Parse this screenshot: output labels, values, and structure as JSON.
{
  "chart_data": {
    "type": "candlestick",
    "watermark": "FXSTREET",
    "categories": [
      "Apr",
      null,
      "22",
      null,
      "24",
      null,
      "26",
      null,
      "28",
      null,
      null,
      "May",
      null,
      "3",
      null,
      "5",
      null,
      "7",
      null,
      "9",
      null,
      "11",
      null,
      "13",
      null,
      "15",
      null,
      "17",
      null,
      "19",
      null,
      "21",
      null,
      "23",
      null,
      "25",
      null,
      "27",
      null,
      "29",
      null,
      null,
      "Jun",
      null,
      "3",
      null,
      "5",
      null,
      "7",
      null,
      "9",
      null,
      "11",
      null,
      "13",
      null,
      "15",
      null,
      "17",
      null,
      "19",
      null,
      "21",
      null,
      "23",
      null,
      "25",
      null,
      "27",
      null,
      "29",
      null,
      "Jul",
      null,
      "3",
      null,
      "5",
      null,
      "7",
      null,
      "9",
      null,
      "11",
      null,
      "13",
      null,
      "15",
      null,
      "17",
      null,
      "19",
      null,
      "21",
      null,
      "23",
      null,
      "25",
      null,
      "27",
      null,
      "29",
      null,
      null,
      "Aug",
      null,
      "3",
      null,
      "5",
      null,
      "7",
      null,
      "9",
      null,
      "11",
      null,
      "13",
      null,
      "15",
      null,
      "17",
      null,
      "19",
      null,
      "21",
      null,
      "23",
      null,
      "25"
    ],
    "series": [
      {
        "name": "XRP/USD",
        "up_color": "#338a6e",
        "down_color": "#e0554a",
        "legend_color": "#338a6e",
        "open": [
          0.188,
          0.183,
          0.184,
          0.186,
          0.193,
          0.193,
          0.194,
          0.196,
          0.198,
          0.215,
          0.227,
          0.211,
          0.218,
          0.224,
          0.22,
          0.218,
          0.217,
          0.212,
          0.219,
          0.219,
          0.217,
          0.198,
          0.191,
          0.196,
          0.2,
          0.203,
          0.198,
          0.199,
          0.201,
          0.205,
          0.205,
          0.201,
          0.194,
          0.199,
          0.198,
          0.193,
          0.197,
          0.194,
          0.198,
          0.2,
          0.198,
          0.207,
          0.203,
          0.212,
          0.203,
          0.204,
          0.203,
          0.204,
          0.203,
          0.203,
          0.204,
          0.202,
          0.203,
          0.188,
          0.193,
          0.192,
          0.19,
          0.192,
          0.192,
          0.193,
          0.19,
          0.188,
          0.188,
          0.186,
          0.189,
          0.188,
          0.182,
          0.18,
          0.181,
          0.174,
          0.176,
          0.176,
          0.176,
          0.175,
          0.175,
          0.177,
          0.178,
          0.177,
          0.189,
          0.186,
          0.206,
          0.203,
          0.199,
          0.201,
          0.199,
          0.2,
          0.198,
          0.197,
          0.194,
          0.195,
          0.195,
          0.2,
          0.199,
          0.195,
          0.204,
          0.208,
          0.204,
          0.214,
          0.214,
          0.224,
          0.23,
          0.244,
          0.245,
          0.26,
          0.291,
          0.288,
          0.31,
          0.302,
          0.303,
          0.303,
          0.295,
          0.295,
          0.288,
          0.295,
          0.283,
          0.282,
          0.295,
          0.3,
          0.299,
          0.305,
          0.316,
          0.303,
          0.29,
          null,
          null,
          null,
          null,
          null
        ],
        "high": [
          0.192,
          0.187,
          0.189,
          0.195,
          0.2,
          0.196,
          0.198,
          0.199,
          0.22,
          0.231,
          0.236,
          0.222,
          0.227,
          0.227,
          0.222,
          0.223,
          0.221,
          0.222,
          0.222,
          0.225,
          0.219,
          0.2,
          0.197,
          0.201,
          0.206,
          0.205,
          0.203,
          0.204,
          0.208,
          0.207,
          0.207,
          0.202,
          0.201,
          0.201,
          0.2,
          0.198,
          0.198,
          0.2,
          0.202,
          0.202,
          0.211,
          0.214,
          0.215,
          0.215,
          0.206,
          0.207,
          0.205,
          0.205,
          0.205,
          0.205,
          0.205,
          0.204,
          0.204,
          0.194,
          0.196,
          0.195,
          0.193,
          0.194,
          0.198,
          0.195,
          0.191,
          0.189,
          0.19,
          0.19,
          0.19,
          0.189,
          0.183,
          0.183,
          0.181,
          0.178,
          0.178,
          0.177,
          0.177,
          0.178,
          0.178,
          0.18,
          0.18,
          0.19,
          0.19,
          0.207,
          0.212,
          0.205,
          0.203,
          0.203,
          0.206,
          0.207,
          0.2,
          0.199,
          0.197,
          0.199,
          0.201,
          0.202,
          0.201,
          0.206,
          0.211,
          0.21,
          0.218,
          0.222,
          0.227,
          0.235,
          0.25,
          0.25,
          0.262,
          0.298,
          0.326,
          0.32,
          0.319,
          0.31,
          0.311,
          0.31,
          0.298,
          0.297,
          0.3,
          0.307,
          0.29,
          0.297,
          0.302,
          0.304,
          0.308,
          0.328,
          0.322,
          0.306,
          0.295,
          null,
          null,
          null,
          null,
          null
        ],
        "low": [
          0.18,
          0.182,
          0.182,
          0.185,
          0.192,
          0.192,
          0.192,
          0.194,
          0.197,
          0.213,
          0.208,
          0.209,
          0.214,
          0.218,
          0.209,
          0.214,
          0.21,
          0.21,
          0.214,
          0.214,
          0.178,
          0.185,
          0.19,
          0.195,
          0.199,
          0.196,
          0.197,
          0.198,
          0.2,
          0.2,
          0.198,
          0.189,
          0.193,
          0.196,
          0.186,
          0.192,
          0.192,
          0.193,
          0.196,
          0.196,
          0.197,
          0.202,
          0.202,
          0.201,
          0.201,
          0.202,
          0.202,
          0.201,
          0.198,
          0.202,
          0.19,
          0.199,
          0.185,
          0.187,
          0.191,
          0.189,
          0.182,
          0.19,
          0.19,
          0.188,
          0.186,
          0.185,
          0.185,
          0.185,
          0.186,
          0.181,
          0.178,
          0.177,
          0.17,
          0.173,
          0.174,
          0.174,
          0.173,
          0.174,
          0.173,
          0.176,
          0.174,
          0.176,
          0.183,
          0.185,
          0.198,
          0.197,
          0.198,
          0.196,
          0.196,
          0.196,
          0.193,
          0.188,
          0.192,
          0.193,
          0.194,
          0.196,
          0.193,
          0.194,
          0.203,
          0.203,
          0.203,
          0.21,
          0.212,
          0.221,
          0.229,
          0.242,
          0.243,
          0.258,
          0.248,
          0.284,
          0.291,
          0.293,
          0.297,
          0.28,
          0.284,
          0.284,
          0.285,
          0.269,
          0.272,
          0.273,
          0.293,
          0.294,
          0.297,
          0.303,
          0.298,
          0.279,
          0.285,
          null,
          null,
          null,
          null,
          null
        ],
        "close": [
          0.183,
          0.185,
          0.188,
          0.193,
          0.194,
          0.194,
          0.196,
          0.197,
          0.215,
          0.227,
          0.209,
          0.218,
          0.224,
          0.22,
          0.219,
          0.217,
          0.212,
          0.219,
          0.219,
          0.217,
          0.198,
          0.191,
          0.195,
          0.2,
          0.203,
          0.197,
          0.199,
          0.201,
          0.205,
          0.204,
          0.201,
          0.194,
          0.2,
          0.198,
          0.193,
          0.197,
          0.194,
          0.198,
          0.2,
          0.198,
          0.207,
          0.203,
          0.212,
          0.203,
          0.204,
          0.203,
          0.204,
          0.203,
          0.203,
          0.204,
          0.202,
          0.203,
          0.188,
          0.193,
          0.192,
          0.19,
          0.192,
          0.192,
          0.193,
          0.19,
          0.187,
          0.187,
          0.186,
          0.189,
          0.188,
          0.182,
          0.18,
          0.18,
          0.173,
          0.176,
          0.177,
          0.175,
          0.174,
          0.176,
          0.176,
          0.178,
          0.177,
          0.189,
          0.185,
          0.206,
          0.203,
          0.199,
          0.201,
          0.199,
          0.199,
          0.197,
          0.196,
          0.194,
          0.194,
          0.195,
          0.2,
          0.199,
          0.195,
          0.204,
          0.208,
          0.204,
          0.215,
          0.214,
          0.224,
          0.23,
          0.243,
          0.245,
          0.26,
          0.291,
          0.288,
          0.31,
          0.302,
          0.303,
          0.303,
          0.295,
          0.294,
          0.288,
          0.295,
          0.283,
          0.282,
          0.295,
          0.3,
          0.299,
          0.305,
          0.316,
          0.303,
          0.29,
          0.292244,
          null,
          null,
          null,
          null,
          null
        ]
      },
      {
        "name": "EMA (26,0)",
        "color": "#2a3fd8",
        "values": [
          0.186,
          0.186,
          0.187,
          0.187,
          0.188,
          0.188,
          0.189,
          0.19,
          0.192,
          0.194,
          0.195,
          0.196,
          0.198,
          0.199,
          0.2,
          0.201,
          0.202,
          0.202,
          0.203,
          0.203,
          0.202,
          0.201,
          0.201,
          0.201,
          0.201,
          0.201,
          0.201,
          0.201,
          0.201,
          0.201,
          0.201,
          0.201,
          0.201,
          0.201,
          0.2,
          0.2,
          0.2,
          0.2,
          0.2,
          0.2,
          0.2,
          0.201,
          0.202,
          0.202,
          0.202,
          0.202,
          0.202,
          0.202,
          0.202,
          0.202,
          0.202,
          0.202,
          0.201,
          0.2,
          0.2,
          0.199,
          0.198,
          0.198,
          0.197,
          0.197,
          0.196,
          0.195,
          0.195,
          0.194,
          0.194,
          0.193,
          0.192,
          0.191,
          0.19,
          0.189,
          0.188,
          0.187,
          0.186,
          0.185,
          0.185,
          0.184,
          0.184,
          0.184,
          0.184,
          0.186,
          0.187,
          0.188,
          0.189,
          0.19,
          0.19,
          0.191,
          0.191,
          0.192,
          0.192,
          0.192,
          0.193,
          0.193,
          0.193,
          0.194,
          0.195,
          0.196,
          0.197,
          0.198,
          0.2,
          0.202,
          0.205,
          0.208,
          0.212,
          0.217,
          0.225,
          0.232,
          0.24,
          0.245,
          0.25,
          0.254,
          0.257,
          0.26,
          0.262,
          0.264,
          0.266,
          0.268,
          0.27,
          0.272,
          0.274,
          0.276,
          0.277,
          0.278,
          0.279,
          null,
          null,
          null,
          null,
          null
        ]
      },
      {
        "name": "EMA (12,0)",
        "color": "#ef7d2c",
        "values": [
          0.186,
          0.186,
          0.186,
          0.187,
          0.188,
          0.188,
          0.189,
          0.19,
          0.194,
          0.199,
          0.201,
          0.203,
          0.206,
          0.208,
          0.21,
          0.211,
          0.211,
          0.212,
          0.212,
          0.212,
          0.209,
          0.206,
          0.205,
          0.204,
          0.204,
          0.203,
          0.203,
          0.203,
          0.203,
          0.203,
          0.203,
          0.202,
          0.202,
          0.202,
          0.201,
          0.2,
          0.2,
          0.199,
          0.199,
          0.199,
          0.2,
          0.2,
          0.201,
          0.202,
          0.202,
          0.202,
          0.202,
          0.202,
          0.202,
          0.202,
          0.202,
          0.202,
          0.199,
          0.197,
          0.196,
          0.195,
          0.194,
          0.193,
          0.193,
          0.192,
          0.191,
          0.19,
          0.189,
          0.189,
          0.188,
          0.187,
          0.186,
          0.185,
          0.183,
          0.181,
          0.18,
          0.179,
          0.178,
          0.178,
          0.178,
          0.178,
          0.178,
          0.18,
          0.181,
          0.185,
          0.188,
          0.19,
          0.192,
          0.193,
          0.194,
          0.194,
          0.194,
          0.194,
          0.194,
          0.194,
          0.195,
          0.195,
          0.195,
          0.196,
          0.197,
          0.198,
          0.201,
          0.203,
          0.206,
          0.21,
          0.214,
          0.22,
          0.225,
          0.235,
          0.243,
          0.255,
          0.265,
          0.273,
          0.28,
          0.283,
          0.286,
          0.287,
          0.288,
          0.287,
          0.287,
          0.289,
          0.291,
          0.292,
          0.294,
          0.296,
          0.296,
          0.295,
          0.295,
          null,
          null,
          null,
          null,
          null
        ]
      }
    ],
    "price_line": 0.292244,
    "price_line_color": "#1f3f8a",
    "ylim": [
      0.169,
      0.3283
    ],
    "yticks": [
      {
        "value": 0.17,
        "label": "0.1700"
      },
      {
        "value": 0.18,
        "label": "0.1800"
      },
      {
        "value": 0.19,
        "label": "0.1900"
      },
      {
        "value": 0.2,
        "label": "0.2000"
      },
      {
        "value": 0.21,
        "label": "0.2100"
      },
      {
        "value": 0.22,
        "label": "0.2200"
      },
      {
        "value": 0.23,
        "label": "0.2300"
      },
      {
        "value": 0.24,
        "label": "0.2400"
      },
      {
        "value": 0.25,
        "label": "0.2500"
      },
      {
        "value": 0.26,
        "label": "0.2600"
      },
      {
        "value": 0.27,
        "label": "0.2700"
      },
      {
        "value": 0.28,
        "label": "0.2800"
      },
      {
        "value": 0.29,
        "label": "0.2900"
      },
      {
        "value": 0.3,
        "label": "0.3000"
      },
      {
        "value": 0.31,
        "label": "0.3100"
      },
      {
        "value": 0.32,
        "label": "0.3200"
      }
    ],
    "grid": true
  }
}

::::::::

Direction: Search the records for the word "name" and copy every line where it occurs.

Exercise output:
        "name": "XRP/USD",
        "name": "EMA (26,0)",
        "name": "EMA (12,0)",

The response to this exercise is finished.